Reproduce the data exactly.
· · ·
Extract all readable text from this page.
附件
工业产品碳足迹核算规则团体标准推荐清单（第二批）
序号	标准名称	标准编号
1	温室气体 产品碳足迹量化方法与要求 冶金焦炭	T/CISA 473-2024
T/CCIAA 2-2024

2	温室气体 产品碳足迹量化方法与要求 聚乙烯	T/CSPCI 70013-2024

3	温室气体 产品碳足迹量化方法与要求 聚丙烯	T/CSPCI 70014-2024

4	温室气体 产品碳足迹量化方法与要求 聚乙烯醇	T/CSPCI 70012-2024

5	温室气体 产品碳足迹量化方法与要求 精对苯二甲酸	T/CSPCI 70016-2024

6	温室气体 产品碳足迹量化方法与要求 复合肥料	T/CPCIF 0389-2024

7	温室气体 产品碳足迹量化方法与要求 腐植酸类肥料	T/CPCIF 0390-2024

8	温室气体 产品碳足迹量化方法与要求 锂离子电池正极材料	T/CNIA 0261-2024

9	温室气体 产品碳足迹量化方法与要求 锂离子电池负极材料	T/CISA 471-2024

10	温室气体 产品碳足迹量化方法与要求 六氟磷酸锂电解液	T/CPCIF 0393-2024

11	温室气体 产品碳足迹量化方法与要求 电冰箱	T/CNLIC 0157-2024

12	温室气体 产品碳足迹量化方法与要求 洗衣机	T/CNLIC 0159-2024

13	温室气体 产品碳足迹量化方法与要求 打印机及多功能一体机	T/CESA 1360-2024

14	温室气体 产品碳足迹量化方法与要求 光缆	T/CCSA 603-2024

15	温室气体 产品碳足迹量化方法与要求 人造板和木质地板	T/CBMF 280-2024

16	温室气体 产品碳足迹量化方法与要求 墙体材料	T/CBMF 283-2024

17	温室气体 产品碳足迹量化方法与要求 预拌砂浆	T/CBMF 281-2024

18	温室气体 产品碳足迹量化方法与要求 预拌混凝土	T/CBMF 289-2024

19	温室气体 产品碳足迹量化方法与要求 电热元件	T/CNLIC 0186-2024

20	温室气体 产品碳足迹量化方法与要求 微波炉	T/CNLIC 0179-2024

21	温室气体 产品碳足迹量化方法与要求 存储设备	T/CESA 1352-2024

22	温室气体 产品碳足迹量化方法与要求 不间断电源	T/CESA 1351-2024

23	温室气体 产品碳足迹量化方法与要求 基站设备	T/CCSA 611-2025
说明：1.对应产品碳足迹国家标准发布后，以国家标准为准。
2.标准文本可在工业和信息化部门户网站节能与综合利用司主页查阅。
· · ·
**Response**
Extract all readable text from this page.
附件
工业产品碳足迹核算规则团体标准推荐清单（第二批）
序号	标准名称	标准编号
1	温室气体 产品碳足迹量化方法与要求 冶金焦炭	T/CISA 473-2024
T/CCIAA 2-2024

2	温室气体 产品碳足迹量化方法与要求 聚乙烯	T/CSPCI 70013-2024

3	温室气体 产品碳足迹量化方法与要求 聚丙烯	T/CSPCI 70014-2024

4	温室气体 产品碳足迹量化方法与要求 聚乙烯醇	T/CSPCI 70012-2024

5	温室气体 产品碳足迹量化方法与要求 精对苯二甲酸	T/CSPCI 70016-2024

6	温室气体 产品碳足迹量化方法与要求 复合肥料	T/CPCIF 0389-2024

7	温室气体 产品碳足迹量化方法与要求 腐植酸类肥料	T/CPCIF 0390-2024

8	温室气体 产品碳足迹量化方法与要求 锂离子电池正极材料	T/CNIA 0261-2024

9	温室气体 产品碳足迹量化方法与要求 锂离子电池负极材料	T/CISA 471-2024

10	温室气体 产品碳足迹量化方法与要求 六氟磷酸锂电解液	T/CPCIF 0393-2024

11	温室气体 产品碳足迹量化方法与要求 电冰箱	T/CNLIC 0157-2024

12	温室气体 产品碳足迹量化方法与要求 洗衣机	T/CNLIC 0159-2024

13	温室气体 产品碳足迹量化方法与要求 打印机及多功能一体机	T/CESA 1360-2024

14	温室气体 产品碳足迹量化方法与要求 光缆	T/CCSA 603-2024

15	温室气体 产品碳足迹量化方法与要求 人造板和木质地板	T/CBMF 280-2024

16	温室气体 产品碳足迹量化方法与要求 墙体材料	T/CBMF 283-2024

17	温室气体 产品碳足迹量化方法与要求 预拌砂浆	T/CBMF 281-2024

18	温室气体 产品碳足迹量化方法与要求 预拌混凝土	T/CBMF 289-2024

19	温室气体 产品碳足迹量化方法与要求 电热元件	T/CNLIC 0186-2024

20	温室气体 产品碳足迹量化方法与要求 微波炉	T/CNLIC 0179-2024

21	温室气体 产品碳足迹量化方法与要求 存储设备	T/CESA 1352-2024

22	温室气体 产品碳足迹量化方法与要求 不间断电源	T/CESA 1351-2024

23	温室气体 产品碳足迹量化方法与要求 基站设备	T/CCSA 611-2025
说明：1.对应产品碳足迹国家标准发布后，以国家标准为准。
2.标准文本可在工业和信息化部门户网站节能与综合利用司主页查阅。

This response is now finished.